"""

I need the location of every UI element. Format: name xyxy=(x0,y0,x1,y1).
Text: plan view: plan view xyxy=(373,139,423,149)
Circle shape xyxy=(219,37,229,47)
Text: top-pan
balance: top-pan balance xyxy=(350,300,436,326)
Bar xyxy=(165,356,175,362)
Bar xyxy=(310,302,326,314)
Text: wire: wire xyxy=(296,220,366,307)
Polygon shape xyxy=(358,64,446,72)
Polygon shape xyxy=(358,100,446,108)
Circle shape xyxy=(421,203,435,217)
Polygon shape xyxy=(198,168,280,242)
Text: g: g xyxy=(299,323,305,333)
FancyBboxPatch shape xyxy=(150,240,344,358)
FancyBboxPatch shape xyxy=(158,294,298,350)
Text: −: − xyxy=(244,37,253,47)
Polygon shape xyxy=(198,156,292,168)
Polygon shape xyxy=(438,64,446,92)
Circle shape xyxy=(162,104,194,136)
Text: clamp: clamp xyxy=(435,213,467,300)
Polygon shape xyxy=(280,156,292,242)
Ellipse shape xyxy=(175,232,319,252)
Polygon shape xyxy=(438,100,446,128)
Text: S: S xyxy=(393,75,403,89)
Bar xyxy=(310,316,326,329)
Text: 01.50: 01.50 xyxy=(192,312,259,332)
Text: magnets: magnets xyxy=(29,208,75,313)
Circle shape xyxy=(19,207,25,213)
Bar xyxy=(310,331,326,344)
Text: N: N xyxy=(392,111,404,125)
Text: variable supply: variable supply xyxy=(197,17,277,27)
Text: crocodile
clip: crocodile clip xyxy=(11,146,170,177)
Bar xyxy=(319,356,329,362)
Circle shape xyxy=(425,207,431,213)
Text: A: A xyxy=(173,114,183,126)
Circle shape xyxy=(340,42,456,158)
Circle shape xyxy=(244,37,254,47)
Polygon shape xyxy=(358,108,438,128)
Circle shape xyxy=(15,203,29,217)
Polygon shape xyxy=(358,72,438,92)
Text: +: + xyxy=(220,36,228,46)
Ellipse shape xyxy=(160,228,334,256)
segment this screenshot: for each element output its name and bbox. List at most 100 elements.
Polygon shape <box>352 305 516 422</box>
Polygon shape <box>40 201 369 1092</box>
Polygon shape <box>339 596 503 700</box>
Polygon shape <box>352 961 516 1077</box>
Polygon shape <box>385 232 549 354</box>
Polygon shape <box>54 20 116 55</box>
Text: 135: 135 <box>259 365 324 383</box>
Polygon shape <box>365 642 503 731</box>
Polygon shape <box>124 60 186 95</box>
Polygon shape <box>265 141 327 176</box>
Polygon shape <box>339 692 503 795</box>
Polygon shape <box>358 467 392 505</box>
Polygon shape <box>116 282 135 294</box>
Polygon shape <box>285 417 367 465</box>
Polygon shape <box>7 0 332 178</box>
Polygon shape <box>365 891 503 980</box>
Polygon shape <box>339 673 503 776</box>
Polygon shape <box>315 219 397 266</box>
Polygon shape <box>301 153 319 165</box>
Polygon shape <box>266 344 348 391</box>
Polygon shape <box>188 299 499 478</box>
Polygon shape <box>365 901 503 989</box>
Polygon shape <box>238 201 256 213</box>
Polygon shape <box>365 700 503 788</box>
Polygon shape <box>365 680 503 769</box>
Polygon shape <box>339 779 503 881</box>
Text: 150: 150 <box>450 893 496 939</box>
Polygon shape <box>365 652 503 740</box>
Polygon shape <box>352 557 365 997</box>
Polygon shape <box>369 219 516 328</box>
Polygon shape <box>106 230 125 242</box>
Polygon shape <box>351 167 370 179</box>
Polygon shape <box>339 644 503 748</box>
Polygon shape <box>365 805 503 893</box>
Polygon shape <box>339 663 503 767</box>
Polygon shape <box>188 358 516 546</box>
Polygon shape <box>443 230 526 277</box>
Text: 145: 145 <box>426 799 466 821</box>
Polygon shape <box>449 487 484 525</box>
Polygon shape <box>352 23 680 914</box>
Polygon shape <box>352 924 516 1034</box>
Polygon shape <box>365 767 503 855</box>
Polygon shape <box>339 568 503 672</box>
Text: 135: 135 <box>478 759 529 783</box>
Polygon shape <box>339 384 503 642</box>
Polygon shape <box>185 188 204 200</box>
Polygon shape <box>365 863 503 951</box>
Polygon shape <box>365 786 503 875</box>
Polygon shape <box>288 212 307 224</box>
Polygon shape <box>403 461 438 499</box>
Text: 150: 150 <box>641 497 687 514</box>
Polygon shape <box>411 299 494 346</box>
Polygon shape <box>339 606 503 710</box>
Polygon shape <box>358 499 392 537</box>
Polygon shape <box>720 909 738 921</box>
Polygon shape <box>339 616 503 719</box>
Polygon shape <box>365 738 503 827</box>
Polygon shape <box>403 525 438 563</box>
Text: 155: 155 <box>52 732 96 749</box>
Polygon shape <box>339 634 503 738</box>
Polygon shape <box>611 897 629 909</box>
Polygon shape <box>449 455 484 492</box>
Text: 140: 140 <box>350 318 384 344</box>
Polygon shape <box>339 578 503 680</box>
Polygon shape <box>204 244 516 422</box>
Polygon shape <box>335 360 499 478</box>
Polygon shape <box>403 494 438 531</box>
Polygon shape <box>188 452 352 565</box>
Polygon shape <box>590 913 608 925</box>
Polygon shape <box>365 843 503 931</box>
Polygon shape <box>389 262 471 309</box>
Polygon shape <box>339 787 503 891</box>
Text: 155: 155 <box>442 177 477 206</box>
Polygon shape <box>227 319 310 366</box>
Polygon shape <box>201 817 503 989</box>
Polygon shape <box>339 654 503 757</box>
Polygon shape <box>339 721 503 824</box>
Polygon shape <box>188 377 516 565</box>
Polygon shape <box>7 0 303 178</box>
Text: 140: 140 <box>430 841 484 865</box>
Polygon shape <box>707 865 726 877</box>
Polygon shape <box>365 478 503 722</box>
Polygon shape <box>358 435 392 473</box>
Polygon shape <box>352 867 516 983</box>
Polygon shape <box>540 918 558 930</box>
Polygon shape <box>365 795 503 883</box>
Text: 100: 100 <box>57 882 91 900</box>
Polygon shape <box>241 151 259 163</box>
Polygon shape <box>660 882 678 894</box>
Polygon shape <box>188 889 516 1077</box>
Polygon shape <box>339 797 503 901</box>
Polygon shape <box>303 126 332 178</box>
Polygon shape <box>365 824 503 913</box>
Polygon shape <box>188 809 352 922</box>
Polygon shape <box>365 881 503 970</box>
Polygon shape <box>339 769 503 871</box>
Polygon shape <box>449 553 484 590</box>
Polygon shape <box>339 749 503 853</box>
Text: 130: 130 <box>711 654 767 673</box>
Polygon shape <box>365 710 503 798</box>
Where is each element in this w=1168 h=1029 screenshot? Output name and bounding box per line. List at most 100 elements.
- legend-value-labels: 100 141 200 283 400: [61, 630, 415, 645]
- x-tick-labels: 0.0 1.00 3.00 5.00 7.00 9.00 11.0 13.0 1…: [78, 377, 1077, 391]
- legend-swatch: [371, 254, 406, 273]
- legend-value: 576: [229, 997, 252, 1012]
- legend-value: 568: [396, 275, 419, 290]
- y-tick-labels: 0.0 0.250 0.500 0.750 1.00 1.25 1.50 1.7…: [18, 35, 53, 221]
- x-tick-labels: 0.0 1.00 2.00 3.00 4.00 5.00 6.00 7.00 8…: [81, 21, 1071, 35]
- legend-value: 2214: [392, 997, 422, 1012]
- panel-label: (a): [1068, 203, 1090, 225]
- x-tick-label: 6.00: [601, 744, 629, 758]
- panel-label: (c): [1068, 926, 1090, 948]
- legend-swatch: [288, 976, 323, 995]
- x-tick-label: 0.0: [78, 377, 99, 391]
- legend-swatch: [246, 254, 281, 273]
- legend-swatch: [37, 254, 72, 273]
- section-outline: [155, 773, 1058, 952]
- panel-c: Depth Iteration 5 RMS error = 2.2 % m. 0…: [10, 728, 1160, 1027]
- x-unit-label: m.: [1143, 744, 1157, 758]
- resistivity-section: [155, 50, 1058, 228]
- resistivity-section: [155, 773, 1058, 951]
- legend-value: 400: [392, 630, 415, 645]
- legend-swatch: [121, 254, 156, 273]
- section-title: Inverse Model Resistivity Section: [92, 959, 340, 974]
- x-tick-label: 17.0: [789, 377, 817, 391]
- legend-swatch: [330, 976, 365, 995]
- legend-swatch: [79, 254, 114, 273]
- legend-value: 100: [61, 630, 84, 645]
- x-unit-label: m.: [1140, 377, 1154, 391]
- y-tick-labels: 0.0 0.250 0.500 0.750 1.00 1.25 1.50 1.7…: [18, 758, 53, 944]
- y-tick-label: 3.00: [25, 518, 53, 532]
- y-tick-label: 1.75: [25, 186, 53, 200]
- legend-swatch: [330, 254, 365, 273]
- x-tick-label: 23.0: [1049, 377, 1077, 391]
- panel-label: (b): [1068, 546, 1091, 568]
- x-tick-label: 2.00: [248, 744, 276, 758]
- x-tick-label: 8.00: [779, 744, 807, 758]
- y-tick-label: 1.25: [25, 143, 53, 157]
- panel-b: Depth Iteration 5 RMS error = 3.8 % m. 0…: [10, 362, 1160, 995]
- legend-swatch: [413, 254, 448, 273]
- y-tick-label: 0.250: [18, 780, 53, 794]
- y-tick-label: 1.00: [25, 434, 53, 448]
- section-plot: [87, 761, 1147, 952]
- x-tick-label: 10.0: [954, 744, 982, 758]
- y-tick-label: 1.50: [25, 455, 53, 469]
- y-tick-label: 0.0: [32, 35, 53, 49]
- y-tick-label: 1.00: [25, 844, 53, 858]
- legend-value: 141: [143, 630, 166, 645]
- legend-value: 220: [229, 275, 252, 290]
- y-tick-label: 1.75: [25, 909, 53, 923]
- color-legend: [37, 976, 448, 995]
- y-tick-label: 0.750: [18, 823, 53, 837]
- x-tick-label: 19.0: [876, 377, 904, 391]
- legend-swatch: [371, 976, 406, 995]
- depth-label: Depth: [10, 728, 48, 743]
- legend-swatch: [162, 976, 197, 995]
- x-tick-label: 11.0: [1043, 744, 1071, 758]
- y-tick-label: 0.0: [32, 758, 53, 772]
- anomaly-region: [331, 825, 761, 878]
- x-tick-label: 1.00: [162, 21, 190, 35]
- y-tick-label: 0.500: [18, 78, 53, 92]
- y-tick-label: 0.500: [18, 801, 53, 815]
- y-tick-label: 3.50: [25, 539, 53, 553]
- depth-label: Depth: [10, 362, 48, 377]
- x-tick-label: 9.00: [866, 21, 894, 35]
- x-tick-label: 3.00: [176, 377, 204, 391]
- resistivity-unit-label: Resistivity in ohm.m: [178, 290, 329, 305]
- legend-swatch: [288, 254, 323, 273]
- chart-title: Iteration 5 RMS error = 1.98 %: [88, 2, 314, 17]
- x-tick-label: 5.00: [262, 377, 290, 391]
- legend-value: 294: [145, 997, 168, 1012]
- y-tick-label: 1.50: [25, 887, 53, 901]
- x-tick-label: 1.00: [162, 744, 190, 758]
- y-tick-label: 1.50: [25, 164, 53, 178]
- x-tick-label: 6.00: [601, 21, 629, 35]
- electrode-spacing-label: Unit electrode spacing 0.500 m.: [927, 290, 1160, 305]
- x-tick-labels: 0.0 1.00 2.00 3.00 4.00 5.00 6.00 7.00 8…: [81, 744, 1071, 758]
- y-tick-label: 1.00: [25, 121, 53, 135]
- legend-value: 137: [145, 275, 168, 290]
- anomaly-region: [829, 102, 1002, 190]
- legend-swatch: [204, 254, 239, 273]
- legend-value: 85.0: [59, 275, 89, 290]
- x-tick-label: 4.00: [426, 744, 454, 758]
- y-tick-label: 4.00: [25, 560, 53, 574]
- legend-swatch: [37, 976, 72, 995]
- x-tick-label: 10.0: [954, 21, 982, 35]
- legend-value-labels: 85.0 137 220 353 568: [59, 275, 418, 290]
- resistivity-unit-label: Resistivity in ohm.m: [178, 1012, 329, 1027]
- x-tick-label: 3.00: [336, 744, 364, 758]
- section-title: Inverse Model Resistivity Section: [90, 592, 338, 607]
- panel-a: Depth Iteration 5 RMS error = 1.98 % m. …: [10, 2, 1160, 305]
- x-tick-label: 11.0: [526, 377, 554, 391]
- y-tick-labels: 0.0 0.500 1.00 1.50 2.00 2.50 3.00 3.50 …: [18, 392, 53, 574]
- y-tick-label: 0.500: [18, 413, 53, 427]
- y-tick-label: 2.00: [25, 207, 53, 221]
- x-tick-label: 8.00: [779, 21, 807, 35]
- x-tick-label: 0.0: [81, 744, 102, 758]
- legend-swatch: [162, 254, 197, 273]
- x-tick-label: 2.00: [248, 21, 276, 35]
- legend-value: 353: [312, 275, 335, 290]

"""

# Aim of the exercise
Write out, without any change, every line from the first one through the line containing "segment this screenshot: for", including both of those lines.

# Full response
I need the location of every UI element. Format: name xyxy=(x0,y0,x1,y1).
Text: plan view: plan view xyxy=(373,139,423,149)
Circle shape xyxy=(219,37,229,47)
Text: top-pan
balance: top-pan balance xyxy=(350,300,436,326)
Bar xyxy=(165,356,175,362)
Bar xyxy=(310,302,326,314)
Text: wire: wire xyxy=(296,220,366,307)
Polygon shape xyxy=(358,64,446,72)
Polygon shape xyxy=(358,100,446,108)
Circle shape xyxy=(421,203,435,217)
Polygon shape xyxy=(198,168,280,242)
Text: g: g xyxy=(299,323,305,333)
FancyBboxPatch shape xyxy=(150,240,344,358)
FancyBboxPatch shape xyxy=(158,294,298,350)
Text: −: − xyxy=(244,37,253,47)
Polygon shape xyxy=(198,156,292,168)
Polygon shape xyxy=(438,64,446,92)
Circle shape xyxy=(162,104,194,136)
Text: clamp: clamp xyxy=(435,213,467,300)
Polygon shape xyxy=(280,156,292,242)
Ellipse shape xyxy=(175,232,319,252)
Polygon shape xyxy=(438,100,446,128)
Text: S: S xyxy=(393,75,403,89)
Bar xyxy=(310,316,326,329)
Text: 01.50: 01.50 xyxy=(192,312,259,332)
Text: magnets: magnets xyxy=(29,208,75,313)
Circle shape xyxy=(19,207,25,213)
Bar xyxy=(310,331,326,344)
Text: N: N xyxy=(392,111,404,125)
Text: variable supply: variable supply xyxy=(197,17,277,27)
Text: crocodile
clip: crocodile clip xyxy=(11,146,170,177)
Bar xyxy=(319,356,329,362)
Circle shape xyxy=(425,207,431,213)
Text: A: A xyxy=(173,114,183,126)
Circle shape xyxy=(340,42,456,158)
Circle shape xyxy=(244,37,254,47)
Polygon shape xyxy=(358,108,438,128)
Circle shape xyxy=(15,203,29,217)
Polygon shape xyxy=(358,72,438,92)
Text: +: + xyxy=(220,36,228,46)
Ellipse shape xyxy=(160,228,334,256)
segment this screenshot: for each element output its name and bbox. List at most 100 elements.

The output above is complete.